* BEGIN *

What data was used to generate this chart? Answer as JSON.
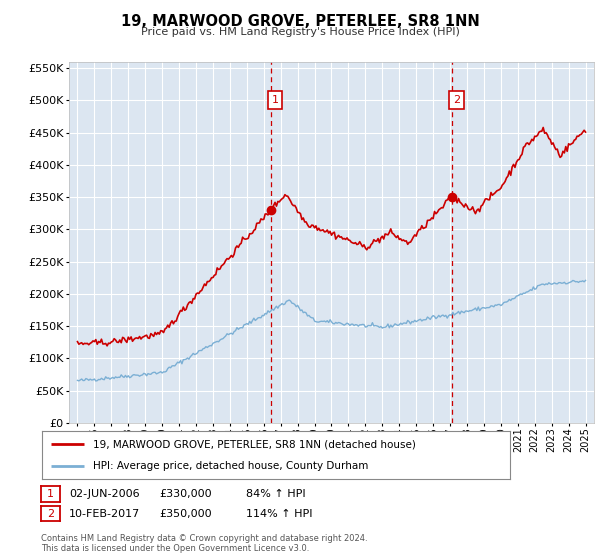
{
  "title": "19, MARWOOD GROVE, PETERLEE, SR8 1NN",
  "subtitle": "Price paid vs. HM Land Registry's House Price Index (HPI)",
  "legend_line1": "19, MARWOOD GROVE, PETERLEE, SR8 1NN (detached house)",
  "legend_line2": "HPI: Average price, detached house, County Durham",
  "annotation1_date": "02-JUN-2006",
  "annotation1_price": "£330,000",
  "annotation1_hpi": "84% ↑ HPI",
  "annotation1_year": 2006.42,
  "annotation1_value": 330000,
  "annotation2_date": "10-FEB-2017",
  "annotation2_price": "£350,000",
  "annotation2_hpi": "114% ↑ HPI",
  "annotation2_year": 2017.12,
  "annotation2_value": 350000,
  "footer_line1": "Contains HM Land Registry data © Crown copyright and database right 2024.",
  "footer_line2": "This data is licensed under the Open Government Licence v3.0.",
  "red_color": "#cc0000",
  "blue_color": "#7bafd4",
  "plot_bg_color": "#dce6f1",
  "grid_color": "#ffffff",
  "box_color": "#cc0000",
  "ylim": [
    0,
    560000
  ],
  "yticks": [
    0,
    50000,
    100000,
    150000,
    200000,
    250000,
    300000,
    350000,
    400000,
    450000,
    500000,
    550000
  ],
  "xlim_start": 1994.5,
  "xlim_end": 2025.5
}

* END *

Task objective:
Copy out all of the material exactly as written, without its pictures.

Task result:
What data was used to generate this chart? Answer as JSON.
{
  "title": "19, MARWOOD GROVE, PETERLEE, SR8 1NN",
  "subtitle": "Price paid vs. HM Land Registry's House Price Index (HPI)",
  "legend_line1": "19, MARWOOD GROVE, PETERLEE, SR8 1NN (detached house)",
  "legend_line2": "HPI: Average price, detached house, County Durham",
  "annotation1_date": "02-JUN-2006",
  "annotation1_price": "£330,000",
  "annotation1_hpi": "84% ↑ HPI",
  "annotation1_year": 2006.42,
  "annotation1_value": 330000,
  "annotation2_date": "10-FEB-2017",
  "annotation2_price": "£350,000",
  "annotation2_hpi": "114% ↑ HPI",
  "annotation2_year": 2017.12,
  "annotation2_value": 350000,
  "footer_line1": "Contains HM Land Registry data © Crown copyright and database right 2024.",
  "footer_line2": "This data is licensed under the Open Government Licence v3.0.",
  "red_color": "#cc0000",
  "blue_color": "#7bafd4",
  "plot_bg_color": "#dce6f1",
  "grid_color": "#ffffff",
  "box_color": "#cc0000",
  "ylim": [
    0,
    560000
  ],
  "yticks": [
    0,
    50000,
    100000,
    150000,
    200000,
    250000,
    300000,
    350000,
    400000,
    450000,
    500000,
    550000
  ],
  "xlim_start": 1994.5,
  "xlim_end": 2025.5
}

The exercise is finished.